## AIM
What you return should match every record exactly, with the images removed.

## BEGIN EXTRACTED DATA

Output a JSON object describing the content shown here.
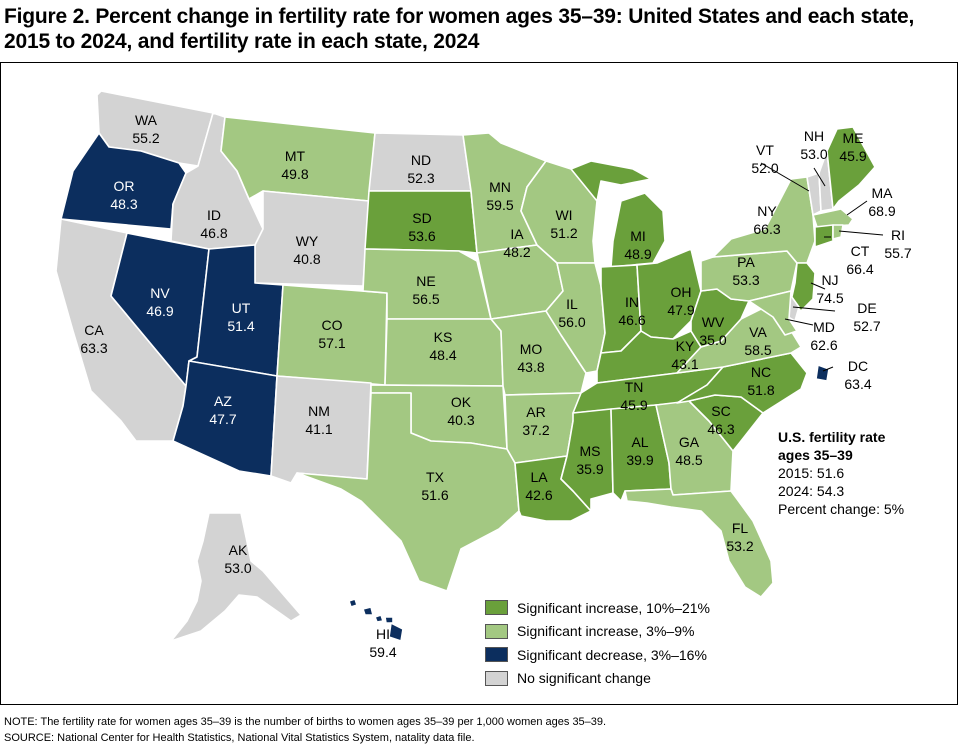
{
  "title": "Figure 2. Percent change in fertility rate for women ages 35–39: United States and each state, 2015 to 2024, and fertility rate in each state, 2024",
  "colors": {
    "sig_increase_high": "#6aa03b",
    "sig_increase_low": "#a3c882",
    "sig_decrease": "#0c2e5e",
    "no_change": "#d3d3d3",
    "border": "#ffffff"
  },
  "legend": [
    {
      "key": "sig_increase_high",
      "label": "Significant increase, 10%–21%"
    },
    {
      "key": "sig_increase_low",
      "label": "Significant increase, 3%–9%"
    },
    {
      "key": "sig_decrease",
      "label": "Significant decrease, 3%–16%"
    },
    {
      "key": "no_change",
      "label": "No significant change"
    }
  ],
  "us_summary": {
    "heading_1": "U.S. fertility rate",
    "heading_2": "ages 35–39",
    "line_2015": "2015: 51.6",
    "line_2024": "2024: 54.3",
    "line_change": "Percent change: 5%"
  },
  "states": {
    "WA": {
      "abbr": "WA",
      "rate": "55.2",
      "cat": "no_change"
    },
    "OR": {
      "abbr": "OR",
      "rate": "48.3",
      "cat": "sig_decrease"
    },
    "CA": {
      "abbr": "CA",
      "rate": "63.3",
      "cat": "no_change"
    },
    "ID": {
      "abbr": "ID",
      "rate": "46.8",
      "cat": "no_change"
    },
    "NV": {
      "abbr": "NV",
      "rate": "46.9",
      "cat": "sig_decrease"
    },
    "MT": {
      "abbr": "MT",
      "rate": "49.8",
      "cat": "sig_increase_low"
    },
    "WY": {
      "abbr": "WY",
      "rate": "40.8",
      "cat": "no_change"
    },
    "UT": {
      "abbr": "UT",
      "rate": "51.4",
      "cat": "sig_decrease"
    },
    "AZ": {
      "abbr": "AZ",
      "rate": "47.7",
      "cat": "sig_decrease"
    },
    "CO": {
      "abbr": "CO",
      "rate": "57.1",
      "cat": "sig_increase_low"
    },
    "NM": {
      "abbr": "NM",
      "rate": "41.1",
      "cat": "no_change"
    },
    "ND": {
      "abbr": "ND",
      "rate": "52.3",
      "cat": "no_change"
    },
    "SD": {
      "abbr": "SD",
      "rate": "53.6",
      "cat": "sig_increase_high"
    },
    "NE": {
      "abbr": "NE",
      "rate": "56.5",
      "cat": "sig_increase_low"
    },
    "KS": {
      "abbr": "KS",
      "rate": "48.4",
      "cat": "sig_increase_low"
    },
    "OK": {
      "abbr": "OK",
      "rate": "40.3",
      "cat": "sig_increase_low"
    },
    "TX": {
      "abbr": "TX",
      "rate": "51.6",
      "cat": "sig_increase_low"
    },
    "MN": {
      "abbr": "MN",
      "rate": "59.5",
      "cat": "sig_increase_low"
    },
    "IA": {
      "abbr": "IA",
      "rate": "48.2",
      "cat": "sig_increase_low"
    },
    "MO": {
      "abbr": "MO",
      "rate": "43.8",
      "cat": "sig_increase_low"
    },
    "AR": {
      "abbr": "AR",
      "rate": "37.2",
      "cat": "sig_increase_low"
    },
    "LA": {
      "abbr": "LA",
      "rate": "42.6",
      "cat": "sig_increase_high"
    },
    "WI": {
      "abbr": "WI",
      "rate": "51.2",
      "cat": "sig_increase_low"
    },
    "IL": {
      "abbr": "IL",
      "rate": "56.0",
      "cat": "sig_increase_low"
    },
    "MI": {
      "abbr": "MI",
      "rate": "48.9",
      "cat": "sig_increase_high"
    },
    "IN": {
      "abbr": "IN",
      "rate": "46.6",
      "cat": "sig_increase_high"
    },
    "OH": {
      "abbr": "OH",
      "rate": "47.9",
      "cat": "sig_increase_high"
    },
    "KY": {
      "abbr": "KY",
      "rate": "43.1",
      "cat": "sig_increase_high"
    },
    "TN": {
      "abbr": "TN",
      "rate": "45.9",
      "cat": "sig_increase_high"
    },
    "MS": {
      "abbr": "MS",
      "rate": "35.9",
      "cat": "sig_increase_high"
    },
    "AL": {
      "abbr": "AL",
      "rate": "39.9",
      "cat": "sig_increase_high"
    },
    "GA": {
      "abbr": "GA",
      "rate": "48.5",
      "cat": "sig_increase_low"
    },
    "FL": {
      "abbr": "FL",
      "rate": "53.2",
      "cat": "sig_increase_low"
    },
    "SC": {
      "abbr": "SC",
      "rate": "46.3",
      "cat": "sig_increase_high"
    },
    "NC": {
      "abbr": "NC",
      "rate": "51.8",
      "cat": "sig_increase_high"
    },
    "VA": {
      "abbr": "VA",
      "rate": "58.5",
      "cat": "sig_increase_low"
    },
    "WV": {
      "abbr": "WV",
      "rate": "35.0",
      "cat": "sig_increase_high"
    },
    "PA": {
      "abbr": "PA",
      "rate": "53.3",
      "cat": "sig_increase_low"
    },
    "NY": {
      "abbr": "NY",
      "rate": "66.3",
      "cat": "sig_increase_low"
    },
    "VT": {
      "abbr": "VT",
      "rate": "52.0",
      "cat": "no_change"
    },
    "NH": {
      "abbr": "NH",
      "rate": "53.0",
      "cat": "no_change"
    },
    "ME": {
      "abbr": "ME",
      "rate": "45.9",
      "cat": "sig_increase_high"
    },
    "MA": {
      "abbr": "MA",
      "rate": "68.9",
      "cat": "sig_increase_low"
    },
    "RI": {
      "abbr": "RI",
      "rate": "55.7",
      "cat": "sig_increase_low"
    },
    "CT": {
      "abbr": "CT",
      "rate": "66.4",
      "cat": "sig_increase_high"
    },
    "NJ": {
      "abbr": "NJ",
      "rate": "74.5",
      "cat": "sig_increase_high"
    },
    "DE": {
      "abbr": "DE",
      "rate": "52.7",
      "cat": "no_change"
    },
    "MD": {
      "abbr": "MD",
      "rate": "62.6",
      "cat": "sig_increase_low"
    },
    "DC": {
      "abbr": "DC",
      "rate": "63.4",
      "cat": "sig_decrease"
    },
    "AK": {
      "abbr": "AK",
      "rate": "53.0",
      "cat": "no_change"
    },
    "HI": {
      "abbr": "HI",
      "rate": "59.4",
      "cat": "sig_decrease"
    }
  },
  "footnotes": {
    "note": "NOTE: The fertility rate for women ages 35–39 is the number of births to women ages 35–39 per 1,000 women ages 35–39.",
    "source": "SOURCE: National Center for Health Statistics, National Vital Statistics System, natality data file."
  }
}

## END EXTRACTED DATA

## CORRECT OUTPUT
Output a JSON object describing the content shown here.
{
  "title": "Figure 2. Percent change in fertility rate for women ages 35–39: United States and each state, 2015 to 2024, and fertility rate in each state, 2024",
  "colors": {
    "sig_increase_high": "#6aa03b",
    "sig_increase_low": "#a3c882",
    "sig_decrease": "#0c2e5e",
    "no_change": "#d3d3d3",
    "border": "#ffffff"
  },
  "legend": [
    {
      "key": "sig_increase_high",
      "label": "Significant increase, 10%–21%"
    },
    {
      "key": "sig_increase_low",
      "label": "Significant increase, 3%–9%"
    },
    {
      "key": "sig_decrease",
      "label": "Significant decrease, 3%–16%"
    },
    {
      "key": "no_change",
      "label": "No significant change"
    }
  ],
  "us_summary": {
    "heading_1": "U.S. fertility rate",
    "heading_2": "ages 35–39",
    "line_2015": "2015: 51.6",
    "line_2024": "2024: 54.3",
    "line_change": "Percent change: 5%"
  },
  "states": {
    "WA": {
      "abbr": "WA",
      "rate": "55.2",
      "cat": "no_change"
    },
    "OR": {
      "abbr": "OR",
      "rate": "48.3",
      "cat": "sig_decrease"
    },
    "CA": {
      "abbr": "CA",
      "rate": "63.3",
      "cat": "no_change"
    },
    "ID": {
      "abbr": "ID",
      "rate": "46.8",
      "cat": "no_change"
    },
    "NV": {
      "abbr": "NV",
      "rate": "46.9",
      "cat": "sig_decrease"
    },
    "MT": {
      "abbr": "MT",
      "rate": "49.8",
      "cat": "sig_increase_low"
    },
    "WY": {
      "abbr": "WY",
      "rate": "40.8",
      "cat": "no_change"
    },
    "UT": {
      "abbr": "UT",
      "rate": "51.4",
      "cat": "sig_decrease"
    },
    "AZ": {
      "abbr": "AZ",
      "rate": "47.7",
      "cat": "sig_decrease"
    },
    "CO": {
      "abbr": "CO",
      "rate": "57.1",
      "cat": "sig_increase_low"
    },
    "NM": {
      "abbr": "NM",
      "rate": "41.1",
      "cat": "no_change"
    },
    "ND": {
      "abbr": "ND",
      "rate": "52.3",
      "cat": "no_change"
    },
    "SD": {
      "abbr": "SD",
      "rate": "53.6",
      "cat": "sig_increase_high"
    },
    "NE": {
      "abbr": "NE",
      "rate": "56.5",
      "cat": "sig_increase_low"
    },
    "KS": {
      "abbr": "KS",
      "rate": "48.4",
      "cat": "sig_increase_low"
    },
    "OK": {
      "abbr": "OK",
      "rate": "40.3",
      "cat": "sig_increase_low"
    },
    "TX": {
      "abbr": "TX",
      "rate": "51.6",
      "cat": "sig_increase_low"
    },
    "MN": {
      "abbr": "MN",
      "rate": "59.5",
      "cat": "sig_increase_low"
    },
    "IA": {
      "abbr": "IA",
      "rate": "48.2",
      "cat": "sig_increase_low"
    },
    "MO": {
      "abbr": "MO",
      "rate": "43.8",
      "cat": "sig_increase_low"
    },
    "AR": {
      "abbr": "AR",
      "rate": "37.2",
      "cat": "sig_increase_low"
    },
    "LA": {
      "abbr": "LA",
      "rate": "42.6",
      "cat": "sig_increase_high"
    },
    "WI": {
      "abbr": "WI",
      "rate": "51.2",
      "cat": "sig_increase_low"
    },
    "IL": {
      "abbr": "IL",
      "rate": "56.0",
      "cat": "sig_increase_low"
    },
    "MI": {
      "abbr": "MI",
      "rate": "48.9",
      "cat": "sig_increase_high"
    },
    "IN": {
      "abbr": "IN",
      "rate": "46.6",
      "cat": "sig_increase_high"
    },
    "OH": {
      "abbr": "OH",
      "rate": "47.9",
      "cat": "sig_increase_high"
    },
    "KY": {
      "abbr": "KY",
      "rate": "43.1",
      "cat": "sig_increase_high"
    },
    "TN": {
      "abbr": "TN",
      "rate": "45.9",
      "cat": "sig_increase_high"
    },
    "MS": {
      "abbr": "MS",
      "rate": "35.9",
      "cat": "sig_increase_high"
    },
    "AL": {
      "abbr": "AL",
      "rate": "39.9",
      "cat": "sig_increase_high"
    },
    "GA": {
      "abbr": "GA",
      "rate": "48.5",
      "cat": "sig_increase_low"
    },
    "FL": {
      "abbr": "FL",
      "rate": "53.2",
      "cat": "sig_increase_low"
    },
    "SC": {
      "abbr": "SC",
      "rate": "46.3",
      "cat": "sig_increase_high"
    },
    "NC": {
      "abbr": "NC",
      "rate": "51.8",
      "cat": "sig_increase_high"
    },
    "VA": {
      "abbr": "VA",
      "rate": "58.5",
      "cat": "sig_increase_low"
    },
    "WV": {
      "abbr": "WV",
      "rate": "35.0",
      "cat": "sig_increase_high"
    },
    "PA": {
      "abbr": "PA",
      "rate": "53.3",
      "cat": "sig_increase_low"
    },
    "NY": {
      "abbr": "NY",
      "rate": "66.3",
      "cat": "sig_increase_low"
    },
    "VT": {
      "abbr": "VT",
      "rate": "52.0",
      "cat": "no_change"
    },
    "NH": {
      "abbr": "NH",
      "rate": "53.0",
      "cat": "no_change"
    },
    "ME": {
      "abbr": "ME",
      "rate": "45.9",
      "cat": "sig_increase_high"
    },
    "MA": {
      "abbr": "MA",
      "rate": "68.9",
      "cat": "sig_increase_low"
    },
    "RI": {
      "abbr": "RI",
      "rate": "55.7",
      "cat": "sig_increase_low"
    },
    "CT": {
      "abbr": "CT",
      "rate": "66.4",
      "cat": "sig_increase_high"
    },
    "NJ": {
      "abbr": "NJ",
      "rate": "74.5",
      "cat": "sig_increase_high"
    },
    "DE": {
      "abbr": "DE",
      "rate": "52.7",
      "cat": "no_change"
    },
    "MD": {
      "abbr": "MD",
      "rate": "62.6",
      "cat": "sig_increase_low"
    },
    "DC": {
      "abbr": "DC",
      "rate": "63.4",
      "cat": "sig_decrease"
    },
    "AK": {
      "abbr": "AK",
      "rate": "53.0",
      "cat": "no_change"
    },
    "HI": {
      "abbr": "HI",
      "rate": "59.4",
      "cat": "sig_decrease"
    }
  },
  "footnotes": {
    "note": "NOTE: The fertility rate for women ages 35–39 is the number of births to women ages 35–39 per 1,000 women ages 35–39.",
    "source": "SOURCE: National Center for Health Statistics, National Vital Statistics System, natality data file."
  }
}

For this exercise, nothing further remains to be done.